=== Problem to work on ===
Each line that follows is to be retyped exactly.

=== Dataset records ===
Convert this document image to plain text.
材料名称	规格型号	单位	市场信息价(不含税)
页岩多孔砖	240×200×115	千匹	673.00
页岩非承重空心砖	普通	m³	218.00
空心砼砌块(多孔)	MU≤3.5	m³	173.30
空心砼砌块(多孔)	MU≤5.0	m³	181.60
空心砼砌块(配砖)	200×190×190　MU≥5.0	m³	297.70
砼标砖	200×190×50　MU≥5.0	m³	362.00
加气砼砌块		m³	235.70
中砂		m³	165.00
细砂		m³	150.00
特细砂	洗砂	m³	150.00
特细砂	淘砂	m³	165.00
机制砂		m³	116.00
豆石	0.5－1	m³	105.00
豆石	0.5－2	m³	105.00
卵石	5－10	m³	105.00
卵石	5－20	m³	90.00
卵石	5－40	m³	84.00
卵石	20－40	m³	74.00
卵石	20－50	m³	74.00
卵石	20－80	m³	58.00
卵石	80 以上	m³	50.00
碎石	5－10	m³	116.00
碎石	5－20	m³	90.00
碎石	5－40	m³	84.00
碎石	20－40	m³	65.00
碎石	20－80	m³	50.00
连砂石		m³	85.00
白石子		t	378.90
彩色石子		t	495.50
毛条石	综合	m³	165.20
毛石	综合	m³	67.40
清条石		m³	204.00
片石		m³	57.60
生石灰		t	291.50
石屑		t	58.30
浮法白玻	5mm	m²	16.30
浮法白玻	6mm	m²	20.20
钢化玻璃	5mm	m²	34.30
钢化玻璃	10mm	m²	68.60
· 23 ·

=== Solution for this problem ===
Convert this document image to plain text.
材料名称	规格型号	单位	市场信息价(不含税)
页岩多孔砖	240×200×115	千匹	673.00
页岩非承重空心砖	普通	m³	218.00
空心砼砌块(多孔)	MU≤3.5	m³	173.30
空心砼砌块(多孔)	MU≤5.0	m³	181.60
空心砼砌块(配砖)	200×190×190　MU≥5.0	m³	297.70
砼标砖	200×190×50　MU≥5.0	m³	362.00
加气砼砌块		m³	235.70
中砂		m³	165.00
细砂		m³	150.00
特细砂	洗砂	m³	150.00
特细砂	淘砂	m³	165.00
机制砂		m³	116.00
豆石	0.5－1	m³	105.00
豆石	0.5－2	m³	105.00
卵石	5－10	m³	105.00
卵石	5－20	m³	90.00
卵石	5－40	m³	84.00
卵石	20－40	m³	74.00
卵石	20－50	m³	74.00
卵石	20－80	m³	58.00
卵石	80 以上	m³	50.00
碎石	5－10	m³	116.00
碎石	5－20	m³	90.00
碎石	5－40	m³	84.00
碎石	20－40	m³	65.00
碎石	20－80	m³	50.00
连砂石		m³	85.00
白石子		t	378.90
彩色石子		t	495.50
毛条石	综合	m³	165.20
毛石	综合	m³	67.40
清条石		m³	204.00
片石		m³	57.60
生石灰		t	291.50
石屑		t	58.30
浮法白玻	5mm	m²	16.30
浮法白玻	6mm	m²	20.20
钢化玻璃	5mm	m²	34.30
钢化玻璃	10mm	m²	68.60
· 23 ·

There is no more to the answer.